■ **What this task involves**:
Print the records again, character for character.
— Begin Provided information —
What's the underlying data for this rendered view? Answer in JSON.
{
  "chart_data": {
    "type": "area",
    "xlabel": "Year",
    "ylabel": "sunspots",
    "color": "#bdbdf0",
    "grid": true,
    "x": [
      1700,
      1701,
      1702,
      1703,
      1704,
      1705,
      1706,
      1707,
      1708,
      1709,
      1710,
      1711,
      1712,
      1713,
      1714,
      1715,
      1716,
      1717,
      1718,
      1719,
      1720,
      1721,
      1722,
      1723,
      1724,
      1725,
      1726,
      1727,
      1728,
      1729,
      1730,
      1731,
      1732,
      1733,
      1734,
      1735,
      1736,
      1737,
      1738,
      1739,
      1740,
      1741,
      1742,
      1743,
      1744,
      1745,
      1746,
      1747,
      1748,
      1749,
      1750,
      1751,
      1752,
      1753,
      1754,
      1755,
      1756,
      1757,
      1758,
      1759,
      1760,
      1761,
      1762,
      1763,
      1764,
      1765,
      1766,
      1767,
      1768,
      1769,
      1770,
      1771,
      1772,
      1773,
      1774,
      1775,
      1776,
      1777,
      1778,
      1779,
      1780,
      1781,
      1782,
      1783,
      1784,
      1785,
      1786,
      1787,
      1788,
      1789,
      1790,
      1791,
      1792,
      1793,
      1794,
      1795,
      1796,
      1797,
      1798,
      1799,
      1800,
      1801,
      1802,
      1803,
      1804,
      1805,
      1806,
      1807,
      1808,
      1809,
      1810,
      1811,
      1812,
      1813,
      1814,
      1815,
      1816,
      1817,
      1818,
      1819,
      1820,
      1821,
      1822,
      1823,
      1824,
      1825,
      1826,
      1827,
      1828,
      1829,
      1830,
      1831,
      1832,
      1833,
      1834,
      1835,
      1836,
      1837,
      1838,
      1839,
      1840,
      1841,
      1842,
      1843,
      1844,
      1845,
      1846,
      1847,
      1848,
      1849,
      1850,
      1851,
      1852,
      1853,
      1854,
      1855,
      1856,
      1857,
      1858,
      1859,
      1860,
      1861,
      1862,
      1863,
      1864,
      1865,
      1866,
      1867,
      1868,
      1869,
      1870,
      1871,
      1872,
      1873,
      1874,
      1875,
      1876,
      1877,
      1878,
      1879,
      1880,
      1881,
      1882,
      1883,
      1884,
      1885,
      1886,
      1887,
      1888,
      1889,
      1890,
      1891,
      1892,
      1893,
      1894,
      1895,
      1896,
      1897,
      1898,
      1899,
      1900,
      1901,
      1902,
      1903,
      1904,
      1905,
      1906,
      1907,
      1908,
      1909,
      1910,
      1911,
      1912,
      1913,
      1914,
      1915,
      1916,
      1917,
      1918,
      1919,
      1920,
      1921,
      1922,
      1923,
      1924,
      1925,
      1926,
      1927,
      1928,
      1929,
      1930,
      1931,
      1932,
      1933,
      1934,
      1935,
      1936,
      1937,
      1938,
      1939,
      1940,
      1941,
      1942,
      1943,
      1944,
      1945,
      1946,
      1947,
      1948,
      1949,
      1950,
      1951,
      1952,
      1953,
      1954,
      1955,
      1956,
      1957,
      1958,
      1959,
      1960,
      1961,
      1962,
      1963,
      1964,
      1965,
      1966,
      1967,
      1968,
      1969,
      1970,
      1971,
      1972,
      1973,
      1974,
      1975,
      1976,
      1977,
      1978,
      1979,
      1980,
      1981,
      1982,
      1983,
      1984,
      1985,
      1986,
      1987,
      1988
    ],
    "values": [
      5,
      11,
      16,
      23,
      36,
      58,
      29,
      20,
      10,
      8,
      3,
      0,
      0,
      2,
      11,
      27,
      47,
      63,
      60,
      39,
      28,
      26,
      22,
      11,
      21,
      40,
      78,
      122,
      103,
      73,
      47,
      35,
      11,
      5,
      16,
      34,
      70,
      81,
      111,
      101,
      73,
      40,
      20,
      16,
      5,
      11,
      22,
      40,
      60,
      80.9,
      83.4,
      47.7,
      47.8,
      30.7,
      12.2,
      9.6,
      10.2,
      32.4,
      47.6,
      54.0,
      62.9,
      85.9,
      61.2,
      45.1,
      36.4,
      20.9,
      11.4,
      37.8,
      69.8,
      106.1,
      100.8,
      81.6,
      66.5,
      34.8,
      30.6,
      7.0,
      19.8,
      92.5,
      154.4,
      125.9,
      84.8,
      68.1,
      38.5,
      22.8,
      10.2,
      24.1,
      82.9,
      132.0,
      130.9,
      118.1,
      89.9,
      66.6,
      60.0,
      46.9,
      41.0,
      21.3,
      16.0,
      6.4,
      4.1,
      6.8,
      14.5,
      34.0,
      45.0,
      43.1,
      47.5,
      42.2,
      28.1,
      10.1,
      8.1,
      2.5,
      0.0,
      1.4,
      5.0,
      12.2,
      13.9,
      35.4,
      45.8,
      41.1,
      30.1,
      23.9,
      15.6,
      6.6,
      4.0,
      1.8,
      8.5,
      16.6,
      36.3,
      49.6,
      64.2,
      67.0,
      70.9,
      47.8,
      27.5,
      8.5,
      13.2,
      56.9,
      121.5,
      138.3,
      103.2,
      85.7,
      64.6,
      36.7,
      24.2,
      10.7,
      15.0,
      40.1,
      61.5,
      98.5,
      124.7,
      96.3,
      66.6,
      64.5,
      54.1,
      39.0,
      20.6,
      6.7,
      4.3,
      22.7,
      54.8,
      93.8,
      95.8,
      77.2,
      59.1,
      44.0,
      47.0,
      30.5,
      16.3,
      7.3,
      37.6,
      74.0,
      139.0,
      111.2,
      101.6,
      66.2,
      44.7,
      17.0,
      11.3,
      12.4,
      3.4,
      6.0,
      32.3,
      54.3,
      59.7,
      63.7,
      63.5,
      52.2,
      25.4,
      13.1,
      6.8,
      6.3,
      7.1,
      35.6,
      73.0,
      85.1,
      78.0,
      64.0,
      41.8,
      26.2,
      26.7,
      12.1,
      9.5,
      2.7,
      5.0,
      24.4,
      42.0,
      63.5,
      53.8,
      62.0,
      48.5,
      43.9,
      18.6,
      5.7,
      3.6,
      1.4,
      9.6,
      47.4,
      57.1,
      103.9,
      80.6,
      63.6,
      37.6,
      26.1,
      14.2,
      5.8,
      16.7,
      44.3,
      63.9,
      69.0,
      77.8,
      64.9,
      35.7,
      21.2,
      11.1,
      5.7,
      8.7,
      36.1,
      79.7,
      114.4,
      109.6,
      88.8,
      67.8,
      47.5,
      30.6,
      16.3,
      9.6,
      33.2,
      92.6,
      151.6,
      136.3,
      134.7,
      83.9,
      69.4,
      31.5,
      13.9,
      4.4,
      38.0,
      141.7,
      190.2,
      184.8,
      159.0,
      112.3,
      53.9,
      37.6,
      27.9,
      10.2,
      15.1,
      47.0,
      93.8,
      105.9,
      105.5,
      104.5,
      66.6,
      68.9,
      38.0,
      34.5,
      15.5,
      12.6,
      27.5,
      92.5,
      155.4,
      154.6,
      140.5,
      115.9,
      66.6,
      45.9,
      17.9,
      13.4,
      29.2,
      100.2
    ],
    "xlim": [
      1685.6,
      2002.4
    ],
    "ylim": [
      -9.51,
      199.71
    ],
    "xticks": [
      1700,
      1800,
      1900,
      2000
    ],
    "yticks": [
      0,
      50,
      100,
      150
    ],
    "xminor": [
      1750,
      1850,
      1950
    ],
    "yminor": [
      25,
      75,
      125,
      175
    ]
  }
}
— End Provided information —
■ **Task answer**:
What's the underlying data for this rendered view? Answer in JSON.
{
  "chart_data": {
    "type": "area",
    "xlabel": "Year",
    "ylabel": "sunspots",
    "color": "#bdbdf0",
    "grid": true,
    "x": [
      1700,
      1701,
      1702,
      1703,
      1704,
      1705,
      1706,
      1707,
      1708,
      1709,
      1710,
      1711,
      1712,
      1713,
      1714,
      1715,
      1716,
      1717,
      1718,
      1719,
      1720,
      1721,
      1722,
      1723,
      1724,
      1725,
      1726,
      1727,
      1728,
      1729,
      1730,
      1731,
      1732,
      1733,
      1734,
      1735,
      1736,
      1737,
      1738,
      1739,
      1740,
      1741,
      1742,
      1743,
      1744,
      1745,
      1746,
      1747,
      1748,
      1749,
      1750,
      1751,
      1752,
      1753,
      1754,
      1755,
      1756,
      1757,
      1758,
      1759,
      1760,
      1761,
      1762,
      1763,
      1764,
      1765,
      1766,
      1767,
      1768,
      1769,
      1770,
      1771,
      1772,
      1773,
      1774,
      1775,
      1776,
      1777,
      1778,
      1779,
      1780,
      1781,
      1782,
      1783,
      1784,
      1785,
      1786,
      1787,
      1788,
      1789,
      1790,
      1791,
      1792,
      1793,
      1794,
      1795,
      1796,
      1797,
      1798,
      1799,
      1800,
      1801,
      1802,
      1803,
      1804,
      1805,
      1806,
      1807,
      1808,
      1809,
      1810,
      1811,
      1812,
      1813,
      1814,
      1815,
      1816,
      1817,
      1818,
      1819,
      1820,
      1821,
      1822,
      1823,
      1824,
      1825,
      1826,
      1827,
      1828,
      1829,
      1830,
      1831,
      1832,
      1833,
      1834,
      1835,
      1836,
      1837,
      1838,
      1839,
      1840,
      1841,
      1842,
      1843,
      1844,
      1845,
      1846,
      1847,
      1848,
      1849,
      1850,
      1851,
      1852,
      1853,
      1854,
      1855,
      1856,
      1857,
      1858,
      1859,
      1860,
      1861,
      1862,
      1863,
      1864,
      1865,
      1866,
      1867,
      1868,
      1869,
      1870,
      1871,
      1872,
      1873,
      1874,
      1875,
      1876,
      1877,
      1878,
      1879,
      1880,
      1881,
      1882,
      1883,
      1884,
      1885,
      1886,
      1887,
      1888,
      1889,
      1890,
      1891,
      1892,
      1893,
      1894,
      1895,
      1896,
      1897,
      1898,
      1899,
      1900,
      1901,
      1902,
      1903,
      1904,
      1905,
      1906,
      1907,
      1908,
      1909,
      1910,
      1911,
      1912,
      1913,
      1914,
      1915,
      1916,
      1917,
      1918,
      1919,
      1920,
      1921,
      1922,
      1923,
      1924,
      1925,
      1926,
      1927,
      1928,
      1929,
      1930,
      1931,
      1932,
      1933,
      1934,
      1935,
      1936,
      1937,
      1938,
      1939,
      1940,
      1941,
      1942,
      1943,
      1944,
      1945,
      1946,
      1947,
      1948,
      1949,
      1950,
      1951,
      1952,
      1953,
      1954,
      1955,
      1956,
      1957,
      1958,
      1959,
      1960,
      1961,
      1962,
      1963,
      1964,
      1965,
      1966,
      1967,
      1968,
      1969,
      1970,
      1971,
      1972,
      1973,
      1974,
      1975,
      1976,
      1977,
      1978,
      1979,
      1980,
      1981,
      1982,
      1983,
      1984,
      1985,
      1986,
      1987,
      1988
    ],
    "values": [
      5,
      11,
      16,
      23,
      36,
      58,
      29,
      20,
      10,
      8,
      3,
      0,
      0,
      2,
      11,
      27,
      47,
      63,
      60,
      39,
      28,
      26,
      22,
      11,
      21,
      40,
      78,
      122,
      103,
      73,
      47,
      35,
      11,
      5,
      16,
      34,
      70,
      81,
      111,
      101,
      73,
      40,
      20,
      16,
      5,
      11,
      22,
      40,
      60,
      80.9,
      83.4,
      47.7,
      47.8,
      30.7,
      12.2,
      9.6,
      10.2,
      32.4,
      47.6,
      54.0,
      62.9,
      85.9,
      61.2,
      45.1,
      36.4,
      20.9,
      11.4,
      37.8,
      69.8,
      106.1,
      100.8,
      81.6,
      66.5,
      34.8,
      30.6,
      7.0,
      19.8,
      92.5,
      154.4,
      125.9,
      84.8,
      68.1,
      38.5,
      22.8,
      10.2,
      24.1,
      82.9,
      132.0,
      130.9,
      118.1,
      89.9,
      66.6,
      60.0,
      46.9,
      41.0,
      21.3,
      16.0,
      6.4,
      4.1,
      6.8,
      14.5,
      34.0,
      45.0,
      43.1,
      47.5,
      42.2,
      28.1,
      10.1,
      8.1,
      2.5,
      0.0,
      1.4,
      5.0,
      12.2,
      13.9,
      35.4,
      45.8,
      41.1,
      30.1,
      23.9,
      15.6,
      6.6,
      4.0,
      1.8,
      8.5,
      16.6,
      36.3,
      49.6,
      64.2,
      67.0,
      70.9,
      47.8,
      27.5,
      8.5,
      13.2,
      56.9,
      121.5,
      138.3,
      103.2,
      85.7,
      64.6,
      36.7,
      24.2,
      10.7,
      15.0,
      40.1,
      61.5,
      98.5,
      124.7,
      96.3,
      66.6,
      64.5,
      54.1,
      39.0,
      20.6,
      6.7,
      4.3,
      22.7,
      54.8,
      93.8,
      95.8,
      77.2,
      59.1,
      44.0,
      47.0,
      30.5,
      16.3,
      7.3,
      37.6,
      74.0,
      139.0,
      111.2,
      101.6,
      66.2,
      44.7,
      17.0,
      11.3,
      12.4,
      3.4,
      6.0,
      32.3,
      54.3,
      59.7,
      63.7,
      63.5,
      52.2,
      25.4,
      13.1,
      6.8,
      6.3,
      7.1,
      35.6,
      73.0,
      85.1,
      78.0,
      64.0,
      41.8,
      26.2,
      26.7,
      12.1,
      9.5,
      2.7,
      5.0,
      24.4,
      42.0,
      63.5,
      53.8,
      62.0,
      48.5,
      43.9,
      18.6,
      5.7,
      3.6,
      1.4,
      9.6,
      47.4,
      57.1,
      103.9,
      80.6,
      63.6,
      37.6,
      26.1,
      14.2,
      5.8,
      16.7,
      44.3,
      63.9,
      69.0,
      77.8,
      64.9,
      35.7,
      21.2,
      11.1,
      5.7,
      8.7,
      36.1,
      79.7,
      114.4,
      109.6,
      88.8,
      67.8,
      47.5,
      30.6,
      16.3,
      9.6,
      33.2,
      92.6,
      151.6,
      136.3,
      134.7,
      83.9,
      69.4,
      31.5,
      13.9,
      4.4,
      38.0,
      141.7,
      190.2,
      184.8,
      159.0,
      112.3,
      53.9,
      37.6,
      27.9,
      10.2,
      15.1,
      47.0,
      93.8,
      105.9,
      105.5,
      104.5,
      66.6,
      68.9,
      38.0,
      34.5,
      15.5,
      12.6,
      27.5,
      92.5,
      155.4,
      154.6,
      140.5,
      115.9,
      66.6,
      45.9,
      17.9,
      13.4,
      29.2,
      100.2
    ],
    "xlim": [
      1685.6,
      2002.4
    ],
    "ylim": [
      -9.51,
      199.71
    ],
    "xticks": [
      1700,
      1800,
      1900,
      2000
    ],
    "yticks": [
      0,
      50,
      100,
      150
    ],
    "xminor": [
      1750,
      1850,
      1950
    ],
    "yminor": [
      25,
      75,
      125,
      175
    ]
  }
}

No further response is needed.